Task brief: Filter the lines below, copying only those with the string "曝气组出水".
---
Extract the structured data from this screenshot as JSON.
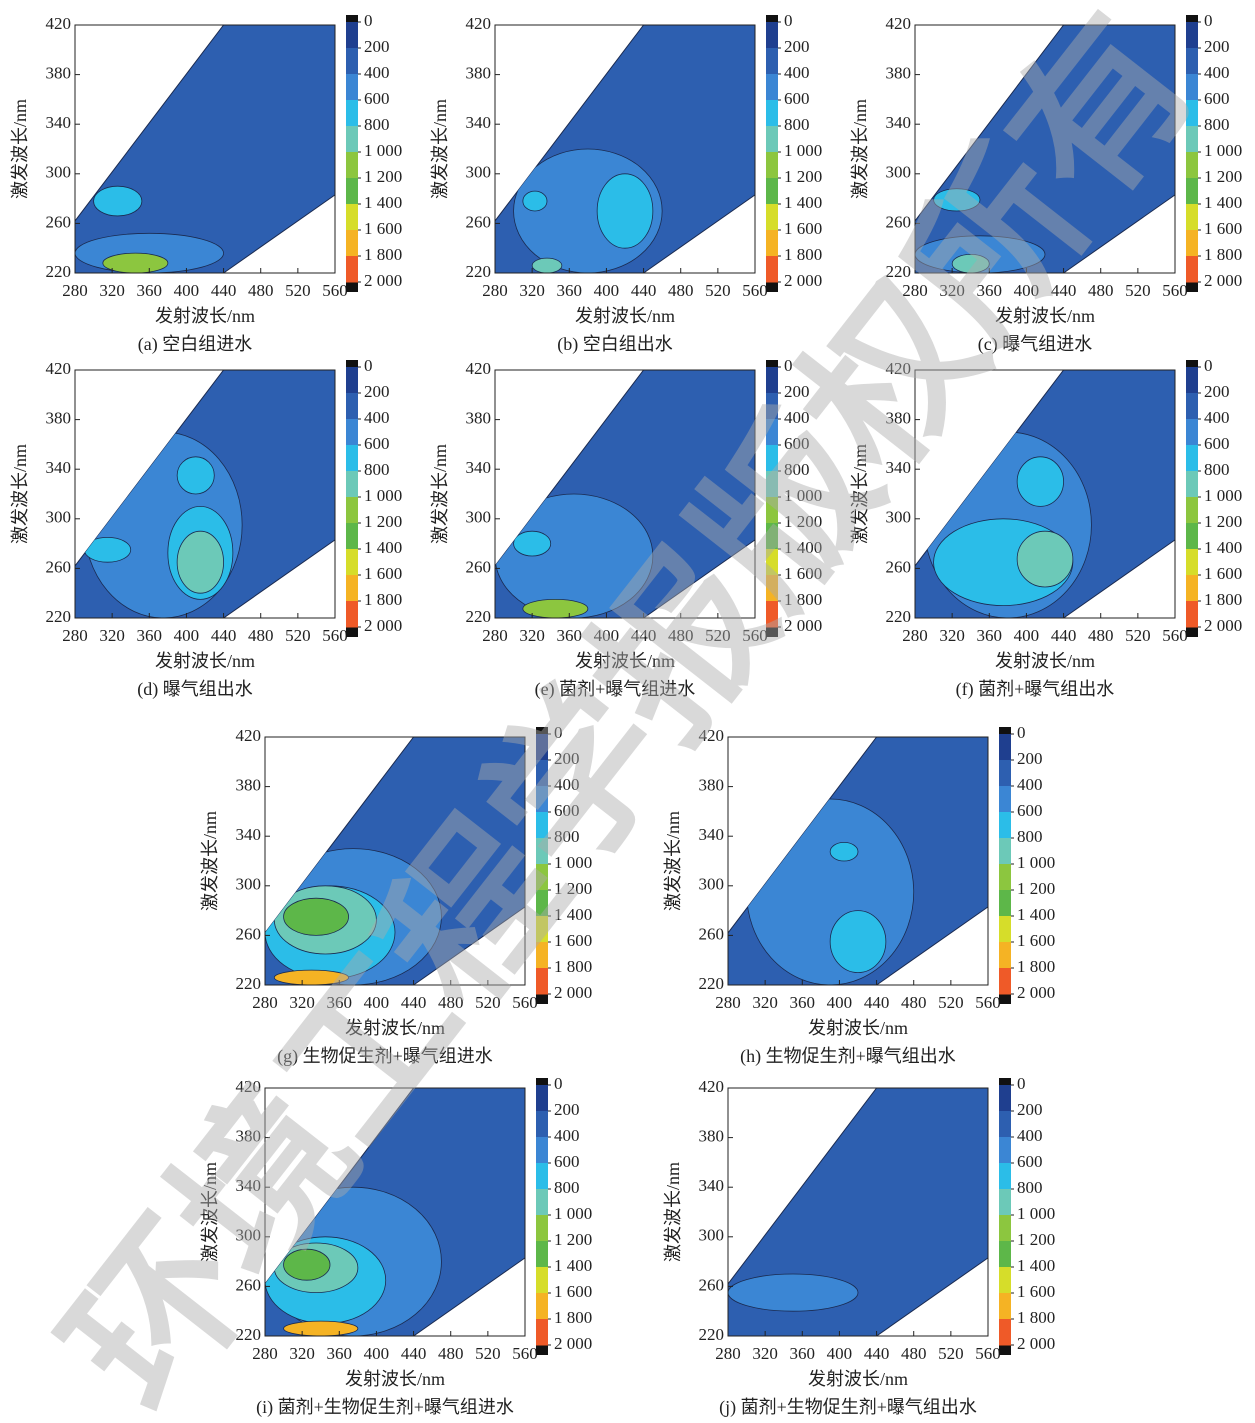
{
  "chart_data": [
    {
      "type": "contour",
      "title": "(a) 空白组进水",
      "x_label": "发射波长/nm",
      "y_label": "激发波长/nm",
      "xlim": [
        280,
        560
      ],
      "ylim": [
        220,
        420
      ],
      "xticks": [
        280,
        320,
        360,
        400,
        440,
        480,
        520,
        560
      ],
      "yticks": [
        220,
        260,
        300,
        340,
        380,
        420
      ],
      "zlim": [
        0,
        2000
      ],
      "zticks": [
        0,
        200,
        400,
        600,
        800,
        {
          "value": 1000,
          "label": "1 000"
        },
        {
          "value": 1200,
          "label": "1 200"
        },
        {
          "value": 1400,
          "label": "1 400"
        },
        {
          "value": 1600,
          "label": "1 600"
        },
        {
          "value": 1800,
          "label": "1 800"
        },
        {
          "value": 2000,
          "label": "2 000"
        }
      ],
      "colors": [
        "#1f3f8f",
        "#2d5fb0",
        "#3b86d4",
        "#2bbde8",
        "#6cc9b8",
        "#8cc63f",
        "#5db749",
        "#d6dd2a",
        "#f5b324",
        "#ef5a28"
      ],
      "background": 200,
      "regions": [
        {
          "em": [
            280,
            440
          ],
          "ex": [
            220,
            252
          ],
          "value": 400
        },
        {
          "em": [
            300,
            352
          ],
          "ex": [
            266,
            290
          ],
          "value": 600
        },
        {
          "em": [
            310,
            380
          ],
          "ex": [
            220,
            236
          ],
          "value": 1000
        }
      ]
    },
    {
      "type": "contour",
      "title": "(b) 空白组出水",
      "x_label": "发射波长/nm",
      "y_label": "激发波长/nm",
      "xlim": [
        280,
        560
      ],
      "ylim": [
        220,
        420
      ],
      "xticks": [
        280,
        320,
        360,
        400,
        440,
        480,
        520,
        560
      ],
      "yticks": [
        220,
        260,
        300,
        340,
        380,
        420
      ],
      "zlim": [
        0,
        2000
      ],
      "zticks": [
        0,
        200,
        400,
        600,
        800,
        {
          "value": 1000,
          "label": "1 000"
        },
        {
          "value": 1200,
          "label": "1 200"
        },
        {
          "value": 1400,
          "label": "1 400"
        },
        {
          "value": 1600,
          "label": "1 600"
        },
        {
          "value": 1800,
          "label": "1 800"
        },
        {
          "value": 2000,
          "label": "2 000"
        }
      ],
      "colors": [
        "#1f3f8f",
        "#2d5fb0",
        "#3b86d4",
        "#2bbde8",
        "#6cc9b8",
        "#8cc63f",
        "#5db749",
        "#d6dd2a",
        "#f5b324",
        "#ef5a28"
      ],
      "background": 200,
      "regions": [
        {
          "em": [
            300,
            460
          ],
          "ex": [
            220,
            320
          ],
          "value": 400
        },
        {
          "em": [
            390,
            450
          ],
          "ex": [
            240,
            300
          ],
          "value": 600
        },
        {
          "em": [
            310,
            336
          ],
          "ex": [
            270,
            286
          ],
          "value": 600
        },
        {
          "em": [
            320,
            352
          ],
          "ex": [
            220,
            232
          ],
          "value": 800
        }
      ]
    },
    {
      "type": "contour",
      "title": "(c) 曝气组进水",
      "x_label": "发射波长/nm",
      "y_label": "激发波长/nm",
      "xlim": [
        280,
        560
      ],
      "ylim": [
        220,
        420
      ],
      "xticks": [
        280,
        320,
        360,
        400,
        440,
        480,
        520,
        560
      ],
      "yticks": [
        220,
        260,
        300,
        340,
        380,
        420
      ],
      "zlim": [
        0,
        2000
      ],
      "zticks": [
        0,
        200,
        400,
        600,
        800,
        {
          "value": 1000,
          "label": "1 000"
        },
        {
          "value": 1200,
          "label": "1 200"
        },
        {
          "value": 1400,
          "label": "1 400"
        },
        {
          "value": 1600,
          "label": "1 600"
        },
        {
          "value": 1800,
          "label": "1 800"
        },
        {
          "value": 2000,
          "label": "2 000"
        }
      ],
      "colors": [
        "#1f3f8f",
        "#2d5fb0",
        "#3b86d4",
        "#2bbde8",
        "#6cc9b8",
        "#8cc63f",
        "#5db749",
        "#d6dd2a",
        "#f5b324",
        "#ef5a28"
      ],
      "background": 200,
      "regions": [
        {
          "em": [
            280,
            420
          ],
          "ex": [
            220,
            250
          ],
          "value": 400
        },
        {
          "em": [
            300,
            350
          ],
          "ex": [
            270,
            288
          ],
          "value": 600
        },
        {
          "em": [
            320,
            360
          ],
          "ex": [
            220,
            235
          ],
          "value": 800
        }
      ]
    },
    {
      "type": "contour",
      "title": "(d) 曝气组出水",
      "x_label": "发射波长/nm",
      "y_label": "激发波长/nm",
      "xlim": [
        280,
        560
      ],
      "ylim": [
        220,
        420
      ],
      "xticks": [
        280,
        320,
        360,
        400,
        440,
        480,
        520,
        560
      ],
      "yticks": [
        220,
        260,
        300,
        340,
        380,
        420
      ],
      "zlim": [
        0,
        2000
      ],
      "zticks": [
        0,
        200,
        400,
        600,
        800,
        {
          "value": 1000,
          "label": "1 000"
        },
        {
          "value": 1200,
          "label": "1 200"
        },
        {
          "value": 1400,
          "label": "1 400"
        },
        {
          "value": 1600,
          "label": "1 600"
        },
        {
          "value": 1800,
          "label": "1 800"
        },
        {
          "value": 2000,
          "label": "2 000"
        }
      ],
      "colors": [
        "#1f3f8f",
        "#2d5fb0",
        "#3b86d4",
        "#2bbde8",
        "#6cc9b8",
        "#8cc63f",
        "#5db749",
        "#d6dd2a",
        "#f5b324",
        "#ef5a28"
      ],
      "background": 200,
      "regions": [
        {
          "em": [
            290,
            460
          ],
          "ex": [
            220,
            370
          ],
          "value": 400
        },
        {
          "em": [
            380,
            450
          ],
          "ex": [
            235,
            310
          ],
          "value": 600
        },
        {
          "em": [
            390,
            440
          ],
          "ex": [
            240,
            290
          ],
          "value": 800
        },
        {
          "em": [
            390,
            430
          ],
          "ex": [
            320,
            350
          ],
          "value": 600
        },
        {
          "em": [
            290,
            340
          ],
          "ex": [
            265,
            285
          ],
          "value": 600
        }
      ]
    },
    {
      "type": "contour",
      "title": "(e) 菌剂+曝气组进水",
      "x_label": "发射波长/nm",
      "y_label": "激发波长/nm",
      "xlim": [
        280,
        560
      ],
      "ylim": [
        220,
        420
      ],
      "xticks": [
        280,
        320,
        360,
        400,
        440,
        480,
        520,
        560
      ],
      "yticks": [
        220,
        260,
        300,
        340,
        380,
        420
      ],
      "zlim": [
        0,
        2000
      ],
      "zticks": [
        0,
        200,
        400,
        600,
        800,
        {
          "value": 1000,
          "label": "1 000"
        },
        {
          "value": 1200,
          "label": "1 200"
        },
        {
          "value": 1400,
          "label": "1 400"
        },
        {
          "value": 1600,
          "label": "1 600"
        },
        {
          "value": 1800,
          "label": "1 800"
        },
        {
          "value": 2000,
          "label": "2 000"
        }
      ],
      "colors": [
        "#1f3f8f",
        "#2d5fb0",
        "#3b86d4",
        "#2bbde8",
        "#6cc9b8",
        "#8cc63f",
        "#5db749",
        "#d6dd2a",
        "#f5b324",
        "#ef5a28"
      ],
      "background": 200,
      "regions": [
        {
          "em": [
            280,
            450
          ],
          "ex": [
            220,
            320
          ],
          "value": 400
        },
        {
          "em": [
            300,
            340
          ],
          "ex": [
            270,
            290
          ],
          "value": 600
        },
        {
          "em": [
            310,
            380
          ],
          "ex": [
            220,
            235
          ],
          "value": 1000
        }
      ]
    },
    {
      "type": "contour",
      "title": "(f) 菌剂+曝气组出水",
      "x_label": "发射波长/nm",
      "y_label": "激发波长/nm",
      "xlim": [
        280,
        560
      ],
      "ylim": [
        220,
        420
      ],
      "xticks": [
        280,
        320,
        360,
        400,
        440,
        480,
        520,
        560
      ],
      "yticks": [
        220,
        260,
        300,
        340,
        380,
        420
      ],
      "zlim": [
        0,
        2000
      ],
      "zticks": [
        0,
        200,
        400,
        600,
        800,
        {
          "value": 1000,
          "label": "1 000"
        },
        {
          "value": 1200,
          "label": "1 200"
        },
        {
          "value": 1400,
          "label": "1 400"
        },
        {
          "value": 1600,
          "label": "1 600"
        },
        {
          "value": 1800,
          "label": "1 800"
        },
        {
          "value": 2000,
          "label": "2 000"
        }
      ],
      "colors": [
        "#1f3f8f",
        "#2d5fb0",
        "#3b86d4",
        "#2bbde8",
        "#6cc9b8",
        "#8cc63f",
        "#5db749",
        "#d6dd2a",
        "#f5b324",
        "#ef5a28"
      ],
      "background": 200,
      "regions": [
        {
          "em": [
            290,
            470
          ],
          "ex": [
            220,
            370
          ],
          "value": 400
        },
        {
          "em": [
            300,
            450
          ],
          "ex": [
            230,
            300
          ],
          "value": 600
        },
        {
          "em": [
            390,
            450
          ],
          "ex": [
            245,
            290
          ],
          "value": 800
        },
        {
          "em": [
            390,
            440
          ],
          "ex": [
            310,
            350
          ],
          "value": 600
        }
      ]
    },
    {
      "type": "contour",
      "title": "(g) 生物促生剂+曝气组进水",
      "x_label": "发射波长/nm",
      "y_label": "激发波长/nm",
      "xlim": [
        280,
        560
      ],
      "ylim": [
        220,
        420
      ],
      "xticks": [
        280,
        320,
        360,
        400,
        440,
        480,
        520,
        560
      ],
      "yticks": [
        220,
        260,
        300,
        340,
        380,
        420
      ],
      "zlim": [
        0,
        2000
      ],
      "zticks": [
        0,
        200,
        400,
        600,
        800,
        {
          "value": 1000,
          "label": "1 000"
        },
        {
          "value": 1200,
          "label": "1 200"
        },
        {
          "value": 1400,
          "label": "1 400"
        },
        {
          "value": 1600,
          "label": "1 600"
        },
        {
          "value": 1800,
          "label": "1 800"
        },
        {
          "value": 2000,
          "label": "2 000"
        }
      ],
      "colors": [
        "#1f3f8f",
        "#2d5fb0",
        "#3b86d4",
        "#2bbde8",
        "#6cc9b8",
        "#8cc63f",
        "#5db749",
        "#d6dd2a",
        "#f5b324",
        "#ef5a28"
      ],
      "background": 200,
      "regions": [
        {
          "em": [
            280,
            470
          ],
          "ex": [
            220,
            330
          ],
          "value": 400
        },
        {
          "em": [
            280,
            420
          ],
          "ex": [
            225,
            300
          ],
          "value": 600
        },
        {
          "em": [
            290,
            400
          ],
          "ex": [
            245,
            300
          ],
          "value": 800
        },
        {
          "em": [
            300,
            370
          ],
          "ex": [
            260,
            290
          ],
          "value": 1200
        },
        {
          "em": [
            290,
            370
          ],
          "ex": [
            220,
            232
          ],
          "value": 1600
        }
      ]
    },
    {
      "type": "contour",
      "title": "(h) 生物促生剂+曝气组出水",
      "x_label": "发射波长/nm",
      "y_label": "激发波长/nm",
      "xlim": [
        280,
        560
      ],
      "ylim": [
        220,
        420
      ],
      "xticks": [
        280,
        320,
        360,
        400,
        440,
        480,
        520,
        560
      ],
      "yticks": [
        220,
        260,
        300,
        340,
        380,
        420
      ],
      "zlim": [
        0,
        2000
      ],
      "zticks": [
        0,
        200,
        400,
        600,
        800,
        {
          "value": 1000,
          "label": "1 000"
        },
        {
          "value": 1200,
          "label": "1 200"
        },
        {
          "value": 1400,
          "label": "1 400"
        },
        {
          "value": 1600,
          "label": "1 600"
        },
        {
          "value": 1800,
          "label": "1 800"
        },
        {
          "value": 2000,
          "label": "2 000"
        }
      ],
      "colors": [
        "#1f3f8f",
        "#2d5fb0",
        "#3b86d4",
        "#2bbde8",
        "#6cc9b8",
        "#8cc63f",
        "#5db749",
        "#d6dd2a",
        "#f5b324",
        "#ef5a28"
      ],
      "background": 200,
      "regions": [
        {
          "em": [
            300,
            480
          ],
          "ex": [
            220,
            370
          ],
          "value": 400
        },
        {
          "em": [
            390,
            450
          ],
          "ex": [
            230,
            280
          ],
          "value": 600
        },
        {
          "em": [
            390,
            420
          ],
          "ex": [
            320,
            335
          ],
          "value": 600
        }
      ]
    },
    {
      "type": "contour",
      "title": "(i) 菌剂+生物促生剂+曝气组进水",
      "x_label": "发射波长/nm",
      "y_label": "激发波长/nm",
      "xlim": [
        280,
        560
      ],
      "ylim": [
        220,
        420
      ],
      "xticks": [
        280,
        320,
        360,
        400,
        440,
        480,
        520,
        560
      ],
      "yticks": [
        220,
        260,
        300,
        340,
        380,
        420
      ],
      "zlim": [
        0,
        2000
      ],
      "zticks": [
        0,
        200,
        400,
        600,
        800,
        {
          "value": 1000,
          "label": "1 000"
        },
        {
          "value": 1200,
          "label": "1 200"
        },
        {
          "value": 1400,
          "label": "1 400"
        },
        {
          "value": 1600,
          "label": "1 600"
        },
        {
          "value": 1800,
          "label": "1 800"
        },
        {
          "value": 2000,
          "label": "2 000"
        }
      ],
      "colors": [
        "#1f3f8f",
        "#2d5fb0",
        "#3b86d4",
        "#2bbde8",
        "#6cc9b8",
        "#8cc63f",
        "#5db749",
        "#d6dd2a",
        "#f5b324",
        "#ef5a28"
      ],
      "background": 200,
      "regions": [
        {
          "em": [
            280,
            470
          ],
          "ex": [
            220,
            340
          ],
          "value": 400
        },
        {
          "em": [
            280,
            410
          ],
          "ex": [
            230,
            300
          ],
          "value": 600
        },
        {
          "em": [
            290,
            380
          ],
          "ex": [
            255,
            295
          ],
          "value": 800
        },
        {
          "em": [
            300,
            350
          ],
          "ex": [
            265,
            290
          ],
          "value": 1200
        },
        {
          "em": [
            300,
            380
          ],
          "ex": [
            220,
            232
          ],
          "value": 1600
        }
      ]
    },
    {
      "type": "contour",
      "title": "(j) 菌剂+生物促生剂+曝气组出水",
      "x_label": "发射波长/nm",
      "y_label": "激发波长/nm",
      "xlim": [
        280,
        560
      ],
      "ylim": [
        220,
        420
      ],
      "xticks": [
        280,
        320,
        360,
        400,
        440,
        480,
        520,
        560
      ],
      "yticks": [
        220,
        260,
        300,
        340,
        380,
        420
      ],
      "zlim": [
        0,
        2000
      ],
      "zticks": [
        0,
        200,
        400,
        600,
        800,
        {
          "value": 1000,
          "label": "1 000"
        },
        {
          "value": 1200,
          "label": "1 200"
        },
        {
          "value": 1400,
          "label": "1 400"
        },
        {
          "value": 1600,
          "label": "1 600"
        },
        {
          "value": 1800,
          "label": "1 800"
        },
        {
          "value": 2000,
          "label": "2 000"
        }
      ],
      "colors": [
        "#1f3f8f",
        "#2d5fb0",
        "#3b86d4",
        "#2bbde8",
        "#6cc9b8",
        "#8cc63f",
        "#5db749",
        "#d6dd2a",
        "#f5b324",
        "#ef5a28"
      ],
      "background": 200,
      "regions": [
        {
          "em": [
            280,
            420
          ],
          "ex": [
            240,
            270
          ],
          "value": 400
        }
      ]
    }
  ],
  "watermark": "环境工程学报版权所有"
}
---
Exercise output:
      "title": "(d) 曝气组出水",
      "title": "(f) 菌剂+曝气组出水",
      "title": "(h) 生物促生剂+曝气组出水",
      "title": "(j) 菌剂+生物促生剂+曝气组出水",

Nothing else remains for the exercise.